--- DATASET ---
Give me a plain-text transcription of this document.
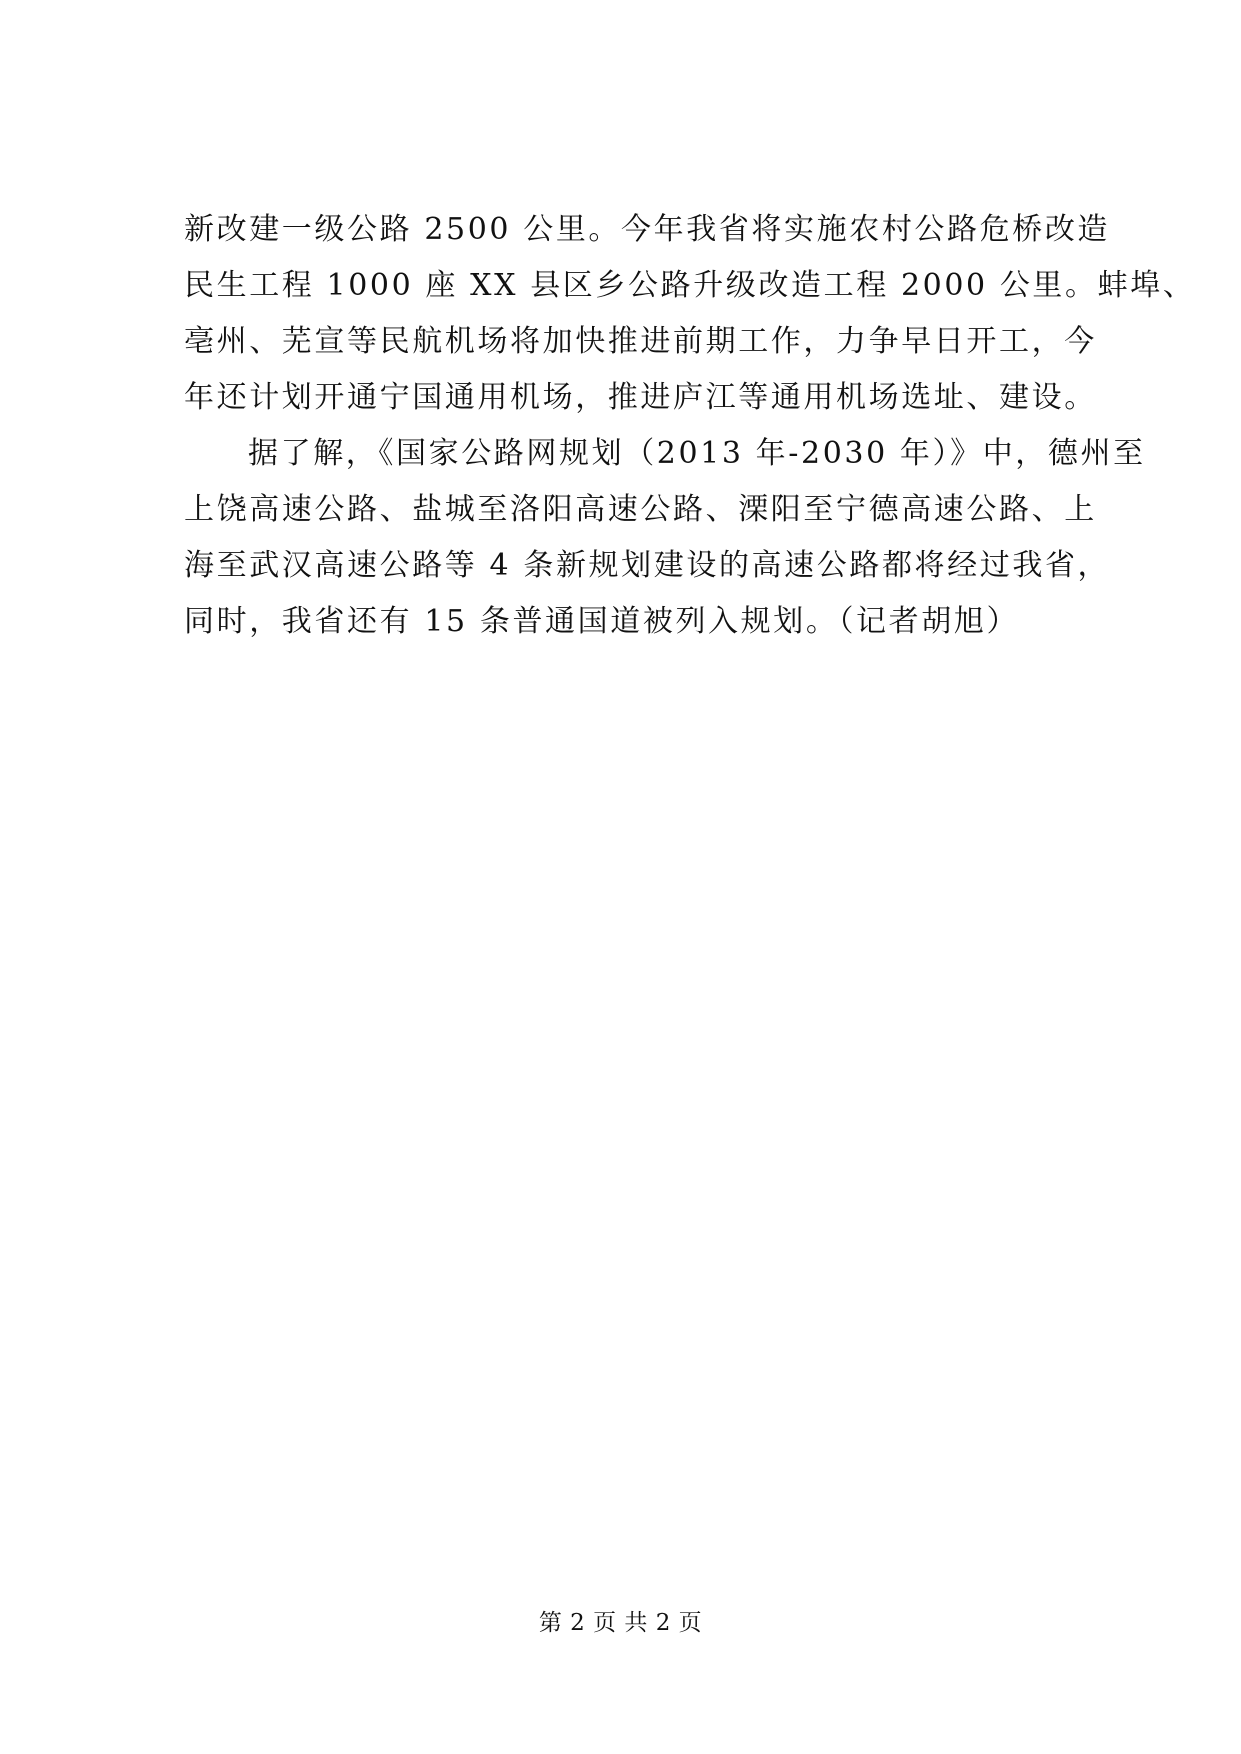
新改建一级公路 2500 公里。今年我省将实施农村公路危桥改造
民生工程 1000 座 XX 县区乡公路升级改造工程 2000 公里。蚌埠、
亳州、芜宣等民航机场将加快推进前期工作，力争早日开工，今
年还计划开通宁国通用机场，推进庐江等通用机场选址、建设。
据了解，《国家公路网规划（2013 年-2030 年）》中，德州至
上饶高速公路、盐城至洛阳高速公路、溧阳至宁德高速公路、上
海至武汉高速公路等 4 条新规划建设的高速公路都将经过我省，
同时，我省还有 15 条普通国道被列入规划。（记者胡旭）
第 2 页 共 2 页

--- DIRECTIVE ---
Every entry should be returned exactly as written, minus the pictures.

--- SOLUTION TO THE PROBLEM ---
Give me a plain-text transcription of this document.
新改建一级公路 2500 公里。今年我省将实施农村公路危桥改造
民生工程 1000 座 XX 县区乡公路升级改造工程 2000 公里。蚌埠、
亳州、芜宣等民航机场将加快推进前期工作，力争早日开工，今
年还计划开通宁国通用机场，推进庐江等通用机场选址、建设。
据了解，《国家公路网规划（2013 年-2030 年）》中，德州至
上饶高速公路、盐城至洛阳高速公路、溧阳至宁德高速公路、上
海至武汉高速公路等 4 条新规划建设的高速公路都将经过我省，
同时，我省还有 15 条普通国道被列入规划。（记者胡旭）
第 2 页 共 2 页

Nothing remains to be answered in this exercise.